**Task brief:**
Print the entries below in their entirety, exactly as they are written.

===== Material to process

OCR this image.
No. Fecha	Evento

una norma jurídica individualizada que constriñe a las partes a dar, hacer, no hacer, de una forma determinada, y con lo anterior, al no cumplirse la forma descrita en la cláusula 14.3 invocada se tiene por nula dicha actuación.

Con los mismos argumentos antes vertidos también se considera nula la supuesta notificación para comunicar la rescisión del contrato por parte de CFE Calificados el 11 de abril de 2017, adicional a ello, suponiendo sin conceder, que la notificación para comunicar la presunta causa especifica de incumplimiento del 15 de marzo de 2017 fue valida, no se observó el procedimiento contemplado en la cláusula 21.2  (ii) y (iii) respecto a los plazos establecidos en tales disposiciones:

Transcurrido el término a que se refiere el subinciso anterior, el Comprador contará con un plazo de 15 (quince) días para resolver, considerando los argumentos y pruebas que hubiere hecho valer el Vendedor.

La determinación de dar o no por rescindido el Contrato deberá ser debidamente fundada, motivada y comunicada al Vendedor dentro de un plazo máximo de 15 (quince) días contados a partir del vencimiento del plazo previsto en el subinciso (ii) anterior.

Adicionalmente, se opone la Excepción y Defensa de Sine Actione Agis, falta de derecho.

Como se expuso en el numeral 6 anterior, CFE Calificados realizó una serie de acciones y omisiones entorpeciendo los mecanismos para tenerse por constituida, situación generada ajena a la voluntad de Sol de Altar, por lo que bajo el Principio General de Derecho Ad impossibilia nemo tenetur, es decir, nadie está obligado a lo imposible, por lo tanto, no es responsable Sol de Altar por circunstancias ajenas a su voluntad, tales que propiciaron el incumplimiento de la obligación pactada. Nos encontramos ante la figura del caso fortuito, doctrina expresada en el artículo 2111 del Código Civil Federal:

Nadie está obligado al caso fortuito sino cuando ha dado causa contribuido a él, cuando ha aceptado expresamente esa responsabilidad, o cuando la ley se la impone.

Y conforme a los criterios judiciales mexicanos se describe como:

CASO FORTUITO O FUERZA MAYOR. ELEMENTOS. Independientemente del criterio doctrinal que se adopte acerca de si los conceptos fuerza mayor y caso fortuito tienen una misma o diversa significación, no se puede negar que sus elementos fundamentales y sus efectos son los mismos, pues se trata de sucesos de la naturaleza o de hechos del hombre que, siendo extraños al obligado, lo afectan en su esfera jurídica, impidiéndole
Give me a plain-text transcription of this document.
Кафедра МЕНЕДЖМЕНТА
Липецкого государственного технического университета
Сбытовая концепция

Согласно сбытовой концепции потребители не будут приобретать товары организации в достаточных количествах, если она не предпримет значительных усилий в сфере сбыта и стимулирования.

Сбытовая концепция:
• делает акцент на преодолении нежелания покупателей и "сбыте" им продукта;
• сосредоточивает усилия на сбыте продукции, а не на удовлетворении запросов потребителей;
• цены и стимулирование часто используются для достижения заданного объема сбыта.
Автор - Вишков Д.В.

==========

**Response for this exercise:**
OCR this image.
No. Fecha	Evento

una norma jurídica individualizada que constriñe a las partes a dar, hacer, no hacer, de una forma determinada, y con lo anterior, al no cumplirse la forma descrita en la cláusula 14.3 invocada se tiene por nula dicha actuación.

Con los mismos argumentos antes vertidos también se considera nula la supuesta notificación para comunicar la rescisión del contrato por parte de CFE Calificados el 11 de abril de 2017, adicional a ello, suponiendo sin conceder, que la notificación para comunicar la presunta causa especifica de incumplimiento del 15 de marzo de 2017 fue valida, no se observó el procedimiento contemplado en la cláusula 21.2  (ii) y (iii) respecto a los plazos establecidos en tales disposiciones:

Transcurrido el término a que se refiere el subinciso anterior, el Comprador contará con un plazo de 15 (quince) días para resolver, considerando los argumentos y pruebas que hubiere hecho valer el Vendedor.

La determinación de dar o no por rescindido el Contrato deberá ser debidamente fundada, motivada y comunicada al Vendedor dentro de un plazo máximo de 15 (quince) días contados a partir del vencimiento del plazo previsto en el subinciso (ii) anterior.

Adicionalmente, se opone la Excepción y Defensa de Sine Actione Agis, falta de derecho.

Como se expuso en el numeral 6 anterior, CFE Calificados realizó una serie de acciones y omisiones entorpeciendo los mecanismos para tenerse por constituida, situación generada ajena a la voluntad de Sol de Altar, por lo que bajo el Principio General de Derecho Ad impossibilia nemo tenetur, es decir, nadie está obligado a lo imposible, por lo tanto, no es responsable Sol de Altar por circunstancias ajenas a su voluntad, tales que propiciaron el incumplimiento de la obligación pactada. Nos encontramos ante la figura del caso fortuito, doctrina expresada en el artículo 2111 del Código Civil Federal:

Nadie está obligado al caso fortuito sino cuando ha dado causa contribuido a él, cuando ha aceptado expresamente esa responsabilidad, o cuando la ley se la impone.

Y conforme a los criterios judiciales mexicanos se describe como:

CASO FORTUITO O FUERZA MAYOR. ELEMENTOS. Independientemente del criterio doctrinal que se adopte acerca de si los conceptos fuerza mayor y caso fortuito tienen una misma o diversa significación, no se puede negar que sus elementos fundamentales y sus efectos son los mismos, pues se trata de sucesos de la naturaleza o de hechos del hombre que, siendo extraños al obligado, lo afectan en su esfera jurídica, impidiéndole
Give me a plain-text transcription of this document.
Кафедра МЕНЕДЖМЕНТА
Липецкого государственного технического университета
Сбытовая концепция

Согласно сбытовой концепции потребители не будут приобретать товары организации в достаточных количествах, если она не предпримет значительных усилий в сфере сбыта и стимулирования.

Сбытовая концепция:
• делает акцент на преодолении нежелания покупателей и "сбыте" им продукта;
• сосредоточивает усилия на сбыте продукции, а не на удовлетворении запросов потребителей;
• цены и стимулирование часто используются для достижения заданного объема сбыта.
Автор - Вишков Д.В.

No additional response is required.